課題 A:
CVD装置についての抜粋にある次の一文を英語に訳す。「より具体的には、基板を減圧状態の成膜室に搬入し、成膜室内に錫や亜鉛の供給源となるガスを導入する。」
───── 読む抜粋 ─────
例えば、透明導電膜を成膜する際には、LPCVD法(減圧化学気相成長法)を利用して成膜する。ここで、LPCVD法とは、減圧雰囲気中で行うCVD法のことであり、具体的には、減圧雰囲気中で、透明導電膜の原料が含まれるガスをガラス基板の周辺に配し、熱CVDを実行することで、透明導電膜が生成される。なお、ここで熱CVDとはエネルギーによる原料ガスの分解生成物や化学反応を利用して薄膜を形成するCVDの一種である。
【0004】
より具体的には、基板を減圧状態の成膜室に搬入し、成膜室内に錫や亜鉛の供給源となるガスを導入する。そして、ヒータで基板を昇温することで、基板上にSnO2やZnO等の膜を成膜する。
【0005】
ところで、減圧を実施して成膜するCVD装置(薄膜製造装置)では、チャンバの外部からの出入り口や、成膜を実施するチャンバと該チャンバに連結可能なチャンバ(例えば、成膜の下準備を行うチャンバ(成膜準備室)や、成膜後の後処理を行うためのチャンバ(アンロード室)、基板物質を搬送するためのチャンバ等)の間に、各チャンバ内を密閉するためのシール部材が用いられることがある。例えば、減圧を実施して成膜するCVD装置において、チャンバと移動チャンバの間に自己膨張型のシール部材を設けたCVD装置(半導体製造装置)が特許文献1に開示されている。特許文献1に開示されている発明は、シール部材を自己膨張型にすることにより、チャンバ間を封止することにより、装置が大型化しても密着性を容易に確保できるものである。
【先行技術文献】
【特許文献】
【0006】
【特許文献1】特開2008−34480公報
【発明の概要】
【発明が解決しようとする課題】
【0007】
しかし、特許文献1に開示されている発明では、搬送用チャンバ、もしくは搬送用チャンバに連結するチャンバにシール部材を設けるため、両チャンバの位置及び姿勢を保持する部材(クランプ機構)が必要になる、シール部材の形状を開口の形状に合わせる必要があるといった装置作成上の制限がある。したがって、チャンバの外部からの出入り口や、互いに移動しないチャンバの間を密閉する場合に、自由度の高い密閉ができない。
【0008】
そこで本発明は、CVD装置が大型化してもチャンバ内を容易に密閉可能であり、多様な形状、及び多様な組み合わせのチャンバを容易に密封可能な、薄膜製造装置及び薄膜の製造方法を提供することを目的とする。
───── 処理する行 ─────
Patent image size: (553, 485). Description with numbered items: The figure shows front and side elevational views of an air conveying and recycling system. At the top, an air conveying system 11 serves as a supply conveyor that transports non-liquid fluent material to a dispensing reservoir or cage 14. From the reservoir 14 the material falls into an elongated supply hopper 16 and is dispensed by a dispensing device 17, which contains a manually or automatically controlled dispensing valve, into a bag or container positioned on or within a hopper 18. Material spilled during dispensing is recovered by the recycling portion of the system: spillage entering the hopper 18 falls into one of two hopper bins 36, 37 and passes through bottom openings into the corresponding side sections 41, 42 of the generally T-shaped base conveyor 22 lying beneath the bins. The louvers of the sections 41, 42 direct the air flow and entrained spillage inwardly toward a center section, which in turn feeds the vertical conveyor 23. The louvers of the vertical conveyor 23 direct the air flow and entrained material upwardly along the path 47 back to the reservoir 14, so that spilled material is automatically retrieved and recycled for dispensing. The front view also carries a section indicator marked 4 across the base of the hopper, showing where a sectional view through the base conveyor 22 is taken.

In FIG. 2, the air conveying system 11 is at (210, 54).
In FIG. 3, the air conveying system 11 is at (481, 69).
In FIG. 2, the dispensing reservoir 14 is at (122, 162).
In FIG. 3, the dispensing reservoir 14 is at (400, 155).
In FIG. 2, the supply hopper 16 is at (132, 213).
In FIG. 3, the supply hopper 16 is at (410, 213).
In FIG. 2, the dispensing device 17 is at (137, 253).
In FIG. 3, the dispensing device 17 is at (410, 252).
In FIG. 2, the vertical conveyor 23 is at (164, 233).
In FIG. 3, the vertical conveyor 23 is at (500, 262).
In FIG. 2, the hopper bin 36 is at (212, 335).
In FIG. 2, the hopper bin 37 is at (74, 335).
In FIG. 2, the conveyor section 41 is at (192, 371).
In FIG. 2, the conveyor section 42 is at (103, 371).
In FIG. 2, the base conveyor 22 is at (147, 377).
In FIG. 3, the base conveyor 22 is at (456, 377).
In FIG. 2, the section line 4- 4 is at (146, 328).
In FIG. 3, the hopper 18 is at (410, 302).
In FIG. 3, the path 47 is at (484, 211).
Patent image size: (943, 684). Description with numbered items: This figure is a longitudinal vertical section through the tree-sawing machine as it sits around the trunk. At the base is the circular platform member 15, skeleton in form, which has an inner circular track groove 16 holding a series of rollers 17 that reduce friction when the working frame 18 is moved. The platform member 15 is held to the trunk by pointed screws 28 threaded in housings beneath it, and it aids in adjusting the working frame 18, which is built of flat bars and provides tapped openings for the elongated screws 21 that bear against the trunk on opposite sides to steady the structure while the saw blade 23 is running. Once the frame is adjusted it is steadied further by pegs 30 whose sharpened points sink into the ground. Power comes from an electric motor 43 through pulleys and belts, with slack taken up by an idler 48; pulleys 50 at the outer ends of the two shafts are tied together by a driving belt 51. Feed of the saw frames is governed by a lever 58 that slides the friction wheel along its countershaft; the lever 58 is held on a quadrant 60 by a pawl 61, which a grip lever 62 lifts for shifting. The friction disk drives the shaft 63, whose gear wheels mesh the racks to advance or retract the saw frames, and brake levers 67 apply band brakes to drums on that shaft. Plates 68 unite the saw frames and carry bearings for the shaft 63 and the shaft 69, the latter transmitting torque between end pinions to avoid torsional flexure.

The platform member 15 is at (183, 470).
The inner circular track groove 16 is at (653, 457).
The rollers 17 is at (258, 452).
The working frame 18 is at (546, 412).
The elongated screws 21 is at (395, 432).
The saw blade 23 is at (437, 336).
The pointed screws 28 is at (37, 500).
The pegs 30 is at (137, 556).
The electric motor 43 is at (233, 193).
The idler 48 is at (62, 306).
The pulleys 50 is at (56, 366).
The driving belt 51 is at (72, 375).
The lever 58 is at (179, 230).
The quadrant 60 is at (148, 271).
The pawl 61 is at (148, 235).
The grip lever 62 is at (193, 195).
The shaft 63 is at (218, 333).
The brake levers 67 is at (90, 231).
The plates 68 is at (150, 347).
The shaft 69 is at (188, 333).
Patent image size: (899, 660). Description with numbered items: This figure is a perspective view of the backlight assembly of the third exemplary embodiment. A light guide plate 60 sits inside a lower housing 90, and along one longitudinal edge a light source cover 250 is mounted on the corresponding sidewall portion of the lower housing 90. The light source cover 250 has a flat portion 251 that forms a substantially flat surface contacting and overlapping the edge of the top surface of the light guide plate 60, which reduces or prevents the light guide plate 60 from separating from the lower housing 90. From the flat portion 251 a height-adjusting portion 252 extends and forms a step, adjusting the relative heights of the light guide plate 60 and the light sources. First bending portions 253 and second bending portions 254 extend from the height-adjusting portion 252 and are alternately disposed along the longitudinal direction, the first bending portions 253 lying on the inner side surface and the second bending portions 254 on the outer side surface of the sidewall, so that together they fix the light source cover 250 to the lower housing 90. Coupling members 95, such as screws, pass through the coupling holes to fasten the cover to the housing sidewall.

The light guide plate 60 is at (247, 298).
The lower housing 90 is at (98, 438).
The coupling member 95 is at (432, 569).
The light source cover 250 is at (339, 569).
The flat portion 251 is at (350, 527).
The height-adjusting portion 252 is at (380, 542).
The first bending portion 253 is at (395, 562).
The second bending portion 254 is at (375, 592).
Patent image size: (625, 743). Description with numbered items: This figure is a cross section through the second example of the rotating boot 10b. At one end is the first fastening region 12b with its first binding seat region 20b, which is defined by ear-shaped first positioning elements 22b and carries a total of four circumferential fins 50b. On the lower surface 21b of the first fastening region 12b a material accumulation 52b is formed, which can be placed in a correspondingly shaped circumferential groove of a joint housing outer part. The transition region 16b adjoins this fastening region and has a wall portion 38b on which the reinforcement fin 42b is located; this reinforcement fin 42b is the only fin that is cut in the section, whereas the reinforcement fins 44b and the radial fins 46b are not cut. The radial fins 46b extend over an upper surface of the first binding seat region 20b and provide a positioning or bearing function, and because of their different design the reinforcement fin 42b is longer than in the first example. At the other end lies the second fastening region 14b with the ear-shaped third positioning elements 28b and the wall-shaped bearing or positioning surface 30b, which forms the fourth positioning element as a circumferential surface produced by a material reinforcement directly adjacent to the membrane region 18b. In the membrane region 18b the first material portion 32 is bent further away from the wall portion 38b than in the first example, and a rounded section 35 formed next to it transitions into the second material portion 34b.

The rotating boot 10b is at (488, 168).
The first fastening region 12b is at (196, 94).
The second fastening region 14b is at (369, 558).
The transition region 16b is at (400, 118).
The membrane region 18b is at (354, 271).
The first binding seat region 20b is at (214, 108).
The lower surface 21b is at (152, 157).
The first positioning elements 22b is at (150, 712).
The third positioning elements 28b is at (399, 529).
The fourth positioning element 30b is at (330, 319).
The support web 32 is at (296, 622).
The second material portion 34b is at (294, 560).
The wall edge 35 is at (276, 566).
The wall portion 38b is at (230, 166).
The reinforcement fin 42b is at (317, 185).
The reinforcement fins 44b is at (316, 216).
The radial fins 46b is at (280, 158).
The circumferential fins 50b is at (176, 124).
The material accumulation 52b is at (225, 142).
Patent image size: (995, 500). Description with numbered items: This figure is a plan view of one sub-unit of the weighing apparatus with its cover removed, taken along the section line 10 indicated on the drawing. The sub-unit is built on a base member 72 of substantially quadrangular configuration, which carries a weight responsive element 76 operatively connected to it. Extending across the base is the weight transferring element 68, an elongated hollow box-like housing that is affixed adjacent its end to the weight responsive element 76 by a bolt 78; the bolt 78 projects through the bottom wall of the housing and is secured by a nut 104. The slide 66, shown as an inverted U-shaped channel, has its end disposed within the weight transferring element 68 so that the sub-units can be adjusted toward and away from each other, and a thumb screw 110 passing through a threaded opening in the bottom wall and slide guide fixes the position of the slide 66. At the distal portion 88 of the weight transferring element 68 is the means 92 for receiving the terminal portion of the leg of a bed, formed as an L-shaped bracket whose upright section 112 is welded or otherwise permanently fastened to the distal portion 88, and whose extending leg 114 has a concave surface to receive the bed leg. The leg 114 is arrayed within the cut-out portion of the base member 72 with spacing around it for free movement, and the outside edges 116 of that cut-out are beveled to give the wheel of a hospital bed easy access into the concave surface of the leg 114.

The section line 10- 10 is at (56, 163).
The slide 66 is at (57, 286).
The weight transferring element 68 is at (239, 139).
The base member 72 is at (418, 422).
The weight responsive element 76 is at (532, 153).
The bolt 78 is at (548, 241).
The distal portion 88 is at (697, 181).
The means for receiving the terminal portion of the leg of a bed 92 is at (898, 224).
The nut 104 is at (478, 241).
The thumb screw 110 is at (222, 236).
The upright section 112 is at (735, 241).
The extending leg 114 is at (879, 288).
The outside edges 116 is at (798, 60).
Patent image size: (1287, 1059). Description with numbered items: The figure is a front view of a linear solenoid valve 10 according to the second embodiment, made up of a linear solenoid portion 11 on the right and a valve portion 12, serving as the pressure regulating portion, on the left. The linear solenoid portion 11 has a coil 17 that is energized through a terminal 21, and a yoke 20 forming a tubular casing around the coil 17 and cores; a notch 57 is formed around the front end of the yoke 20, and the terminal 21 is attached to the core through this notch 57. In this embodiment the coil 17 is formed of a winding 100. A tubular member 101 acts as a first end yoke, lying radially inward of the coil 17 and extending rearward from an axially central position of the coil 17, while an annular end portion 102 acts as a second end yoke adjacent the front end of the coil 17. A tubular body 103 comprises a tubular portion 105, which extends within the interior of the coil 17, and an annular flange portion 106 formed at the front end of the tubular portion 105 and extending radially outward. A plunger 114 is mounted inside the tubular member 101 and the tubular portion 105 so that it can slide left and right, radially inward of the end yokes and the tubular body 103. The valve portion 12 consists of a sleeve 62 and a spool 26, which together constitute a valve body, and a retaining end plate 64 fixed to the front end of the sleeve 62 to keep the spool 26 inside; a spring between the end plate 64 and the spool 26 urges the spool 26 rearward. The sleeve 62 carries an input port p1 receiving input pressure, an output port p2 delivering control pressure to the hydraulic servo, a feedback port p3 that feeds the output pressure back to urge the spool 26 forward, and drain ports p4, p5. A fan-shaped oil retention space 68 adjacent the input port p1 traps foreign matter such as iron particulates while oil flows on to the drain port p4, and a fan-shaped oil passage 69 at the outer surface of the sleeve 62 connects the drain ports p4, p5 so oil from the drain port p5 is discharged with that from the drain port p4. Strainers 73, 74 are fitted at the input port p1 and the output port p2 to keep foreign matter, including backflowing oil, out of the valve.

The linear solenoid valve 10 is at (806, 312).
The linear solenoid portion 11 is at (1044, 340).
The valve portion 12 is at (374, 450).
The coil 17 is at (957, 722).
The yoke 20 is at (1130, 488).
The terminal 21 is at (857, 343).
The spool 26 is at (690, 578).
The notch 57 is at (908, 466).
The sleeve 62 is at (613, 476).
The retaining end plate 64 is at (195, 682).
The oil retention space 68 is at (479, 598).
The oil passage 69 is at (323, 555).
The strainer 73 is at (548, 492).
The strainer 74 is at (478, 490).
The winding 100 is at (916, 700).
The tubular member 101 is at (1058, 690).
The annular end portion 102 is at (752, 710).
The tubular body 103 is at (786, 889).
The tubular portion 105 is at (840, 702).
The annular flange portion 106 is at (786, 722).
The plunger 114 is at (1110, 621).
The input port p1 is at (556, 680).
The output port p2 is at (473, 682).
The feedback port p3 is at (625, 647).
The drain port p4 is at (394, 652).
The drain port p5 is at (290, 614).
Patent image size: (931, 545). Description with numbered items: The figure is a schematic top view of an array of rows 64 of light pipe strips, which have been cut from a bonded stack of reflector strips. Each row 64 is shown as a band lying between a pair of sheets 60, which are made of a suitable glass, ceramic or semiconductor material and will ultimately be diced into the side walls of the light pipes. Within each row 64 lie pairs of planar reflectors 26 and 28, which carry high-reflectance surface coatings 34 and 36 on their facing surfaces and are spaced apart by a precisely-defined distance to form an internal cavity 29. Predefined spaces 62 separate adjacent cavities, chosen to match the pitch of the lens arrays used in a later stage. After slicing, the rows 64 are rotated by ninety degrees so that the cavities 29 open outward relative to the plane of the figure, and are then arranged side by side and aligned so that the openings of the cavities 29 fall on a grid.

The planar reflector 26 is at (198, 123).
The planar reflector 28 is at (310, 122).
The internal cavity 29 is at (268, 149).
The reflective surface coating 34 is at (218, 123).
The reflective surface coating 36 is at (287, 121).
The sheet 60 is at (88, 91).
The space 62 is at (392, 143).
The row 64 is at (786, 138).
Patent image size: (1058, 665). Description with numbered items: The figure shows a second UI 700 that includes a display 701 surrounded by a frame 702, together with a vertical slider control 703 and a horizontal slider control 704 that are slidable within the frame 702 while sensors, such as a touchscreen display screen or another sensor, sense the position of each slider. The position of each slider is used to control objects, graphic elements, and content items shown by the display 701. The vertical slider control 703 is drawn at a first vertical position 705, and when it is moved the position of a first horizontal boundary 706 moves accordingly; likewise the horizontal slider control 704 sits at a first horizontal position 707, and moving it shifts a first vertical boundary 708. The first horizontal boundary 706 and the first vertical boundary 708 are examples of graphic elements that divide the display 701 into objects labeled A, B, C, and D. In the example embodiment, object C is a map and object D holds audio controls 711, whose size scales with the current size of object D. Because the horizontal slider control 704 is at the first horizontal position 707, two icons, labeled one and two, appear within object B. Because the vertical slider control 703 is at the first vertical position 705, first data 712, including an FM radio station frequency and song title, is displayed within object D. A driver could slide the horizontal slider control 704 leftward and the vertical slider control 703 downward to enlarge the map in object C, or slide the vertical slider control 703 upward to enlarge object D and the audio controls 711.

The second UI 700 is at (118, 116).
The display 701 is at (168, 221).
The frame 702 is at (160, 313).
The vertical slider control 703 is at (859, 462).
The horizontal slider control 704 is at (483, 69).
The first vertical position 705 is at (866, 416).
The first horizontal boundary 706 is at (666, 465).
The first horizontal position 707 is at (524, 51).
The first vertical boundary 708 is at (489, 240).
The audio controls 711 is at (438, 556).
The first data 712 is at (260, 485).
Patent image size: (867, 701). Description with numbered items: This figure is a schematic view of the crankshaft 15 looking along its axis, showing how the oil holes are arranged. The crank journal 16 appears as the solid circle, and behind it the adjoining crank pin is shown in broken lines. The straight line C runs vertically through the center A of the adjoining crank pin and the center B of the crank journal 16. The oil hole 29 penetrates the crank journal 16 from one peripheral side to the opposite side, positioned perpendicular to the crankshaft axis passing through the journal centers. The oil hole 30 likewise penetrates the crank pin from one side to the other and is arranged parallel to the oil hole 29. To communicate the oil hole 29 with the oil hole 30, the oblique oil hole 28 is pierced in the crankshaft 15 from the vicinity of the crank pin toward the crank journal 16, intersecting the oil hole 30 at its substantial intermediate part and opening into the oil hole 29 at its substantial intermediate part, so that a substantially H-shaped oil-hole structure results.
─────
課題 B:
上の行を、その最初の行から始めて「In FIG. 3, the dispensing device」を含む行で終わるまで、両端の行も含めて一字一句変えずにもう一度書く。

回答全文 A:
More specifically, the substrate is carried into a film-forming chamber under reduced pressure, and a gas serving as a source of tin or zinc is introduced into the film-forming chamber.

回答全文 B:
Patent image size: (553, 485). Description with numbered items: The figure shows front and side elevational views of an air conveying and recycling system. At the top, an air conveying system 11 serves as a supply conveyor that transports non-liquid fluent material to a dispensing reservoir or cage 14. From the reservoir 14 the material falls into an elongated supply hopper 16 and is dispensed by a dispensing device 17, which contains a manually or automatically controlled dispensing valve, into a bag or container positioned on or within a hopper 18. Material spilled during dispensing is recovered by the recycling portion of the system: spillage entering the hopper 18 falls into one of two hopper bins 36, 37 and passes through bottom openings into the corresponding side sections 41, 42 of the generally T-shaped base conveyor 22 lying beneath the bins. The louvers of the sections 41, 42 direct the air flow and entrained spillage inwardly toward a center section, which in turn feeds the vertical conveyor 23. The louvers of the vertical conveyor 23 direct the air flow and entrained material upwardly along the path 47 back to the reservoir 14, so that spilled material is automatically retrieved and recycled for dispensing. The front view also carries a section indicator marked 4 across the base of the hopper, showing where a sectional view through the base conveyor 22 is taken.

In FIG. 2, the air conveying system 11 is at (210, 54).
In FIG. 3, the air conveying system 11 is at (481, 69).
In FIG. 2, the dispensing reservoir 14 is at (122, 162).
In FIG. 3, the dispensing reservoir 14 is at (400, 155).
In FIG. 2, the supply hopper 16 is at (132, 213).
In FIG. 3, the supply hopper 16 is at (410, 213).
In FIG. 2, the dispensing device 17 is at (137, 253).
In FIG. 3, the dispensing device 17 is at (410, 252).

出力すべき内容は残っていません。